• **Record extracts**:
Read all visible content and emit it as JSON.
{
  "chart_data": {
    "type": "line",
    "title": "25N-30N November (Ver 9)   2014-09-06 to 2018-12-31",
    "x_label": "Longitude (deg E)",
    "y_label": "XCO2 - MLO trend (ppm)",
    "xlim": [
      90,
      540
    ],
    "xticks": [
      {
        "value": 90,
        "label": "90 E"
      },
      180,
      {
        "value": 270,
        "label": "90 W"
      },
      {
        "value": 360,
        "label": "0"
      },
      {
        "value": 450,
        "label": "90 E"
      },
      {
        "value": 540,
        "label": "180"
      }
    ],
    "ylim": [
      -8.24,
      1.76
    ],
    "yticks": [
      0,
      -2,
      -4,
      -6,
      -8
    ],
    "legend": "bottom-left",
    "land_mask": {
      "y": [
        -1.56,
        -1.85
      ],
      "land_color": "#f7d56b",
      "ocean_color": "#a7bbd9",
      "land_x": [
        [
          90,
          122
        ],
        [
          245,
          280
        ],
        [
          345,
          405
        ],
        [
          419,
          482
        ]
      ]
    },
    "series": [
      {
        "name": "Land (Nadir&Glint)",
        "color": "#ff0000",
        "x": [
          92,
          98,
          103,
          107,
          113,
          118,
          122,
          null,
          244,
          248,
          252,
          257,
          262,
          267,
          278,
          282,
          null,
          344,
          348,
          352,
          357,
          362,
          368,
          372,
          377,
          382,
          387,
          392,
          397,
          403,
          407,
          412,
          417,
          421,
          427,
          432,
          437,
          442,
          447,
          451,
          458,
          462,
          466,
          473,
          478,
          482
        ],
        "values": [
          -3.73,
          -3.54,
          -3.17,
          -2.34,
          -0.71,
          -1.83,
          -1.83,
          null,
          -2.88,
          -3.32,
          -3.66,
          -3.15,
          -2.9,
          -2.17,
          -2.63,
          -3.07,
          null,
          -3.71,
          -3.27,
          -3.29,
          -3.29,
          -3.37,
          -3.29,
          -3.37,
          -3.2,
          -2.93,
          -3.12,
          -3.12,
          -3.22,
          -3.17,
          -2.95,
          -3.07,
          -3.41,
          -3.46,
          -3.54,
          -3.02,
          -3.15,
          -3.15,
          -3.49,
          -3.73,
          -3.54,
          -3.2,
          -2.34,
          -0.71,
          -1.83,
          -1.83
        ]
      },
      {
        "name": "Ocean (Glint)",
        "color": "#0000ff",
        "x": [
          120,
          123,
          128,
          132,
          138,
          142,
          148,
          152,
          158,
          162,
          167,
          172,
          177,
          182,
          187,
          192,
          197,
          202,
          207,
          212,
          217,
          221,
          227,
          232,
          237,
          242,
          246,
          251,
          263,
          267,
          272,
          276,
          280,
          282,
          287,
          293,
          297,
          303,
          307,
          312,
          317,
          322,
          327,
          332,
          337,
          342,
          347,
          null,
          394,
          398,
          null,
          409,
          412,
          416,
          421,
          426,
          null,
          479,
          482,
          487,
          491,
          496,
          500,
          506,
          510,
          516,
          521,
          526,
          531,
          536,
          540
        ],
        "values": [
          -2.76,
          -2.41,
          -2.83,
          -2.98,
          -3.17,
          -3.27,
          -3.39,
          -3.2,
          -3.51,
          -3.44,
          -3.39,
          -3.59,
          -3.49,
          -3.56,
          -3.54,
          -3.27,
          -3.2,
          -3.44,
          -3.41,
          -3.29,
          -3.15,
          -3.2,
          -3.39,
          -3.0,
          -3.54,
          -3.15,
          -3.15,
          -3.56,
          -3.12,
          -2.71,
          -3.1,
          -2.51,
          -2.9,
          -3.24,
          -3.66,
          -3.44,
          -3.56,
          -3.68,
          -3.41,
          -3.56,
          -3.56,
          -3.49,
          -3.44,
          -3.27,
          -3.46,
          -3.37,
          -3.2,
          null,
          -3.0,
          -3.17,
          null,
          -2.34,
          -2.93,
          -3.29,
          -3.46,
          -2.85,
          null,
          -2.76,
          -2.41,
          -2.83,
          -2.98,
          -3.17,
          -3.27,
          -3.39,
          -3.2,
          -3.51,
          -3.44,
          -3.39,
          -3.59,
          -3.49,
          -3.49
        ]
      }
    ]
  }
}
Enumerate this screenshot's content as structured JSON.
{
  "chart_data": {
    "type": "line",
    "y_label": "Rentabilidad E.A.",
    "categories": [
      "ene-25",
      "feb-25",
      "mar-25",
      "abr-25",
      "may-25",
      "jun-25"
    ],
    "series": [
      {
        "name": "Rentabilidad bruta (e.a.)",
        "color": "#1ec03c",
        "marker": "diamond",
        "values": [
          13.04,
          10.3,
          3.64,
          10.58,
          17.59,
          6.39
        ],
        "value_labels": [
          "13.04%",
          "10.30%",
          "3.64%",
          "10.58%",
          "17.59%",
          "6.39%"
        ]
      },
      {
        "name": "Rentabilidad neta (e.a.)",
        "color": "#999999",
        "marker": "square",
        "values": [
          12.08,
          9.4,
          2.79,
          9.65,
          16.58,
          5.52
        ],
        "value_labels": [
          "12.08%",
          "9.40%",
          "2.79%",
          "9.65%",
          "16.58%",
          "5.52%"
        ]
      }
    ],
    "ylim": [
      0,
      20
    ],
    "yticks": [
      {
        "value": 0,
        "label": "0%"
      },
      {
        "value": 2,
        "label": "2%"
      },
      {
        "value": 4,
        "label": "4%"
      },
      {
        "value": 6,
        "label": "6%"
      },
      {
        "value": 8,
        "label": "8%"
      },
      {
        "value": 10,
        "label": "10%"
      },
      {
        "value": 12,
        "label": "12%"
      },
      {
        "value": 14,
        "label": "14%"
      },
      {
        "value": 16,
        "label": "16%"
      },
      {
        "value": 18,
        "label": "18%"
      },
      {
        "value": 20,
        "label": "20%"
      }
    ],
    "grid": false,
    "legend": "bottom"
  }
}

• **What you will do**: Repeat each entry word for word.

• **The answer**:
Read all visible content and emit it as JSON.
{
  "chart_data": {
    "type": "line",
    "title": "25N-30N November (Ver 9)   2014-09-06 to 2018-12-31",
    "x_label": "Longitude (deg E)",
    "y_label": "XCO2 - MLO trend (ppm)",
    "xlim": [
      90,
      540
    ],
    "xticks": [
      {
        "value": 90,
        "label": "90 E"
      },
      180,
      {
        "value": 270,
        "label": "90 W"
      },
      {
        "value": 360,
        "label": "0"
      },
      {
        "value": 450,
        "label": "90 E"
      },
      {
        "value": 540,
        "label": "180"
      }
    ],
    "ylim": [
      -8.24,
      1.76
    ],
    "yticks": [
      0,
      -2,
      -4,
      -6,
      -8
    ],
    "legend": "bottom-left",
    "land_mask": {
      "y": [
        -1.56,
        -1.85
      ],
      "land_color": "#f7d56b",
      "ocean_color": "#a7bbd9",
      "land_x": [
        [
          90,
          122
        ],
        [
          245,
          280
        ],
        [
          345,
          405
        ],
        [
          419,
          482
        ]
      ]
    },
    "series": [
      {
        "name": "Land (Nadir&Glint)",
        "color": "#ff0000",
        "x": [
          92,
          98,
          103,
          107,
          113,
          118,
          122,
          null,
          244,
          248,
          252,
          257,
          262,
          267,
          278,
          282,
          null,
          344,
          348,
          352,
          357,
          362,
          368,
          372,
          377,
          382,
          387,
          392,
          397,
          403,
          407,
          412,
          417,
          421,
          427,
          432,
          437,
          442,
          447,
          451,
          458,
          462,
          466,
          473,
          478,
          482
        ],
        "values": [
          -3.73,
          -3.54,
          -3.17,
          -2.34,
          -0.71,
          -1.83,
          -1.83,
          null,
          -2.88,
          -3.32,
          -3.66,
          -3.15,
          -2.9,
          -2.17,
          -2.63,
          -3.07,
          null,
          -3.71,
          -3.27,
          -3.29,
          -3.29,
          -3.37,
          -3.29,
          -3.37,
          -3.2,
          -2.93,
          -3.12,
          -3.12,
          -3.22,
          -3.17,
          -2.95,
          -3.07,
          -3.41,
          -3.46,
          -3.54,
          -3.02,
          -3.15,
          -3.15,
          -3.49,
          -3.73,
          -3.54,
          -3.2,
          -2.34,
          -0.71,
          -1.83,
          -1.83
        ]
      },
      {
        "name": "Ocean (Glint)",
        "color": "#0000ff",
        "x": [
          120,
          123,
          128,
          132,
          138,
          142,
          148,
          152,
          158,
          162,
          167,
          172,
          177,
          182,
          187,
          192,
          197,
          202,
          207,
          212,
          217,
          221,
          227,
          232,
          237,
          242,
          246,
          251,
          263,
          267,
          272,
          276,
          280,
          282,
          287,
          293,
          297,
          303,
          307,
          312,
          317,
          322,
          327,
          332,
          337,
          342,
          347,
          null,
          394,
          398,
          null,
          409,
          412,
          416,
          421,
          426,
          null,
          479,
          482,
          487,
          491,
          496,
          500,
          506,
          510,
          516,
          521,
          526,
          531,
          536,
          540
        ],
        "values": [
          -2.76,
          -2.41,
          -2.83,
          -2.98,
          -3.17,
          -3.27,
          -3.39,
          -3.2,
          -3.51,
          -3.44,
          -3.39,
          -3.59,
          -3.49,
          -3.56,
          -3.54,
          -3.27,
          -3.2,
          -3.44,
          -3.41,
          -3.29,
          -3.15,
          -3.2,
          -3.39,
          -3.0,
          -3.54,
          -3.15,
          -3.15,
          -3.56,
          -3.12,
          -2.71,
          -3.1,
          -2.51,
          -2.9,
          -3.24,
          -3.66,
          -3.44,
          -3.56,
          -3.68,
          -3.41,
          -3.56,
          -3.56,
          -3.49,
          -3.44,
          -3.27,
          -3.46,
          -3.37,
          -3.2,
          null,
          -3.0,
          -3.17,
          null,
          -2.34,
          -2.93,
          -3.29,
          -3.46,
          -2.85,
          null,
          -2.76,
          -2.41,
          -2.83,
          -2.98,
          -3.17,
          -3.27,
          -3.39,
          -3.2,
          -3.51,
          -3.44,
          -3.39,
          -3.59,
          -3.49,
          -3.49
        ]
      }
    ]
  }
}
Enumerate this screenshot's content as structured JSON.
{
  "chart_data": {
    "type": "line",
    "y_label": "Rentabilidad E.A.",
    "categories": [
      "ene-25",
      "feb-25",
      "mar-25",
      "abr-25",
      "may-25",
      "jun-25"
    ],
    "series": [
      {
        "name": "Rentabilidad bruta (e.a.)",
        "color": "#1ec03c",
        "marker": "diamond",
        "values": [
          13.04,
          10.3,
          3.64,
          10.58,
          17.59,
          6.39
        ],
        "value_labels": [
          "13.04%",
          "10.30%",
          "3.64%",
          "10.58%",
          "17.59%",
          "6.39%"
        ]
      },
      {
        "name": "Rentabilidad neta (e.a.)",
        "color": "#999999",
        "marker": "square",
        "values": [
          12.08,
          9.4,
          2.79,
          9.65,
          16.58,
          5.52
        ],
        "value_labels": [
          "12.08%",
          "9.40%",
          "2.79%",
          "9.65%",
          "16.58%",
          "5.52%"
        ]
      }
    ],
    "ylim": [
      0,
      20
    ],
    "yticks": [
      {
        "value": 0,
        "label": "0%"
      },
      {
        "value": 2,
        "label": "2%"
      },
      {
        "value": 4,
        "label": "4%"
      },
      {
        "value": 6,
        "label": "6%"
      },
      {
        "value": 8,
        "label": "8%"
      },
      {
        "value": 10,
        "label": "10%"
      },
      {
        "value": 12,
        "label": "12%"
      },
      {
        "value": 14,
        "label": "14%"
      },
      {
        "value": 16,
        "label": "16%"
      },
      {
        "value": 18,
        "label": "18%"
      },
      {
        "value": 20,
        "label": "20%"
      }
    ],
    "grid": false,
    "legend": "bottom"
  }
}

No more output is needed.